## Exercises to complete
**A)** From the story about the Department of Motor Vehicles, return the passage that begins at the words "I enter the" and stops after the words "to his right.", copied character for character.
**B)** In the Department of Motor Vehicles story, what name does the employee say she gives when a man at a bar asks her name?
**C)** Continue the Department of Motor Vehicles story from its last sentence.

## Extract

I enter the Department of Motor Vehicles and walk up to the front desk where a
"Hi! I need to get my license renewed," I happily tell the gentleman.
Without a word or any semblance of human expression, he hands me a paper with a number on it and points to his right.
"Thank you!" I say as head in the direction he's pointing.
I arrive in a waiting area of sorts and take a seat. There are twenty happy state employees just waiting on pins and needles to help me. So naturally, I sat there for fifteen minutes until one of them decided to do some work, and called my number. I approached a woman who was much too busy talking to her coworker to bother looking up at me.
"You should go to this bar with me. They play country music there. Oooo! We could call you Lurlene! I never give out my real name when I meet people at a bar. If a guy asks me my name, I tell him Maria and hope that my friends don't come by and call me Emily in front of him. I think we should go to the country bar and we'll call you Lurlene. Isn't that hilarious?"

## Provided data
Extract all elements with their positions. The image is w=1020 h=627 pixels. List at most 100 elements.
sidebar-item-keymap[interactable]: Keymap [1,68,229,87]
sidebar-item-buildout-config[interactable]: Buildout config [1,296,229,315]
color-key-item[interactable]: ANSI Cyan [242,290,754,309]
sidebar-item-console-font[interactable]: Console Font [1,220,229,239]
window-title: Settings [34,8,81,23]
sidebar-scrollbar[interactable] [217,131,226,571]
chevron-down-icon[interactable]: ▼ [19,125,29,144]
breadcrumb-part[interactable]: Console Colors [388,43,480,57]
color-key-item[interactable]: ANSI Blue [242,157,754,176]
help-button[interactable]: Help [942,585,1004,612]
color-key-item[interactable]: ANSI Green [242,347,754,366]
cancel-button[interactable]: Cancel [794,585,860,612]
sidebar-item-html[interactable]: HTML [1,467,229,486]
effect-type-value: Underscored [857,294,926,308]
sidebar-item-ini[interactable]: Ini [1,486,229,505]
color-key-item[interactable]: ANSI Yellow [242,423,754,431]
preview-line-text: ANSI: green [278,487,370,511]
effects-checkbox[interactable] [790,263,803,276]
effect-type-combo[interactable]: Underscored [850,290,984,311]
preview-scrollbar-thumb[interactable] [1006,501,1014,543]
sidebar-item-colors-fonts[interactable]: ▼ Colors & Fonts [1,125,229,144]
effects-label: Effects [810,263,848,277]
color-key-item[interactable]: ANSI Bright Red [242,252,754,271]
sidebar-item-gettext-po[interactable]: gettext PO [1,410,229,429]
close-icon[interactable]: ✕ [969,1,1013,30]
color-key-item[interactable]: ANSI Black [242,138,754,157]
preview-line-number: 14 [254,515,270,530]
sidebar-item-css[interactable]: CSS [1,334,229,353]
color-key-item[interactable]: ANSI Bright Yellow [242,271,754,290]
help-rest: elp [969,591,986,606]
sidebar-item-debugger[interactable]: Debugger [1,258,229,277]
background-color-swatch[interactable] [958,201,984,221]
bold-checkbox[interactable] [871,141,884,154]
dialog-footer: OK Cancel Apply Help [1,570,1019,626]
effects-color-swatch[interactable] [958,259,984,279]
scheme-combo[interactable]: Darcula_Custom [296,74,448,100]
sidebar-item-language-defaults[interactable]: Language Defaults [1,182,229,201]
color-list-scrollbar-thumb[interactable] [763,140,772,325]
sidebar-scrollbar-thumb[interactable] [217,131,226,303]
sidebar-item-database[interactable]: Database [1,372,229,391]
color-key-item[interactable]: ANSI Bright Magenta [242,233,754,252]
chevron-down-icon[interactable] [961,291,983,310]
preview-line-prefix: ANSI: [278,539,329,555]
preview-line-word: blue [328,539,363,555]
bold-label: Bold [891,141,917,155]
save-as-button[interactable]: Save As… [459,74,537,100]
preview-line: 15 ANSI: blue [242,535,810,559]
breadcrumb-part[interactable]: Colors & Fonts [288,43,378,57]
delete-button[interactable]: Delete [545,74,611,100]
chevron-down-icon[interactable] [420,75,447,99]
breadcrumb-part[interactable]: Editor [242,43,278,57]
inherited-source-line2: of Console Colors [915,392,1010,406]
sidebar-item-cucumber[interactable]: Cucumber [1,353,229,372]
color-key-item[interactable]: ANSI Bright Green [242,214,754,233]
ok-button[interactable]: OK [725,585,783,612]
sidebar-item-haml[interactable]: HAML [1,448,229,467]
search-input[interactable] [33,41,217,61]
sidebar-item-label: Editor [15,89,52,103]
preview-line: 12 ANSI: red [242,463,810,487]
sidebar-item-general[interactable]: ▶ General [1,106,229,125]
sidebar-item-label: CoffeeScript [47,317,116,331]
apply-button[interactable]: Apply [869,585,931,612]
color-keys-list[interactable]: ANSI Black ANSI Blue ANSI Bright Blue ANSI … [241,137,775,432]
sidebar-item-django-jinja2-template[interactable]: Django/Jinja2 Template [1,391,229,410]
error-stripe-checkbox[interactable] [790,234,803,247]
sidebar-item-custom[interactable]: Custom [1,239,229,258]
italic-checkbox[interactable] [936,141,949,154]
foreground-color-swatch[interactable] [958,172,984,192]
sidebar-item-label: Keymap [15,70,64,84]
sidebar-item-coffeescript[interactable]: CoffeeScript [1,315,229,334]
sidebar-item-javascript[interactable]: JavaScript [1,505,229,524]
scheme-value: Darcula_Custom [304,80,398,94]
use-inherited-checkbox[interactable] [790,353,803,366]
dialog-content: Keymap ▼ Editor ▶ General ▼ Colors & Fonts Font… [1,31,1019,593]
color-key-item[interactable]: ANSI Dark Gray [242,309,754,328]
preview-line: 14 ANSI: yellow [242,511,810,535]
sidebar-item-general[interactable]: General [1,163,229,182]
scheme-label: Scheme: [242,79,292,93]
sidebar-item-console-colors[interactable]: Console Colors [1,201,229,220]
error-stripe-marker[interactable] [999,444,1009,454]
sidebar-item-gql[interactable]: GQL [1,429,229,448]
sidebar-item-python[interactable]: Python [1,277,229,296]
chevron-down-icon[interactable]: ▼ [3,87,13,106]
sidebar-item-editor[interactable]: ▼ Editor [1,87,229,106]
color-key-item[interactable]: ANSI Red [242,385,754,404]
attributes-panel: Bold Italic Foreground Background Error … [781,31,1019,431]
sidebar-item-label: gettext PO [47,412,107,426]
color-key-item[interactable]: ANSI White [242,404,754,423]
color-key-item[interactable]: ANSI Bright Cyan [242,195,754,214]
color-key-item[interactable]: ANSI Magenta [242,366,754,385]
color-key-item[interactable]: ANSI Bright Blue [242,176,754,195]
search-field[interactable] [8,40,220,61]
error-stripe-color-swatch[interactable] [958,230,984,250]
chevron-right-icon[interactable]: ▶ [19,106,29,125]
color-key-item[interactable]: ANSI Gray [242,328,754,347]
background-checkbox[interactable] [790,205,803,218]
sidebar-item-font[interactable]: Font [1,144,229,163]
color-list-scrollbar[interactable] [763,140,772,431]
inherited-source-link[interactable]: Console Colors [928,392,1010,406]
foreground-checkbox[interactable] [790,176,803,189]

## Answers to the exercise
**A)**
I enter the Department of Motor Vehicles and walk up to the front desk where a
"Hi! I need to get my license renewed," I happily tell the gentleman.
Without a word or any semblance of human expression, he hands me a paper with a number on it and points to his right.

**B)** Maria.

**C)**
"Hee hee hee! I never use my real name either! And if someone asks me for my phone number, I always say 588-2300. (You may only get this if you live in Chicagoland, but it's the number for a carpet company and for like 500 years, they've sang that stupid phone number on their commercials. Everyone has that number etched in their brains.)
"Hee hee hee. That's funny Lurlene!
I mentally thank God that I'm married (even if it's to a man who makes Kool-Aid fish and paints the insides of closets) because I cannot imagine being on the single scene with folks like these. Seeing that they have no intention of ending their exchange of dating tips any time soon, I cleared my throat and asked, "Excuse me. Am I in the right place?"
Anyway, I plopped my old license in Lurlene's friend's outstretched hand. She looked at it, typed on her computer, and asked, "Is your address the same?"
"Is your height and weight the same?"
This is the part where I snorted a little. I replied sarcastically, "Yeah, I'm still 125 pounds." I laughed hysterically thinking that was pretty darn funny as it's quite clear that I haven't seen 125 since Jimmy Carter was in office. Apparently Lurlene's friend wasn't amused as she looked at me deadpan, and said, "So it's 125?"
"Umm no. It's ummm, well, it's kinda, umm," I stammered, not really wanting to tell her the truth.
She rolled her eyes, as if to say, "Look lady, it doesn't matter what your driver's license says, you're a cow and no number you give me is going to change that. Now hurry up because I have bar hopping plans to make."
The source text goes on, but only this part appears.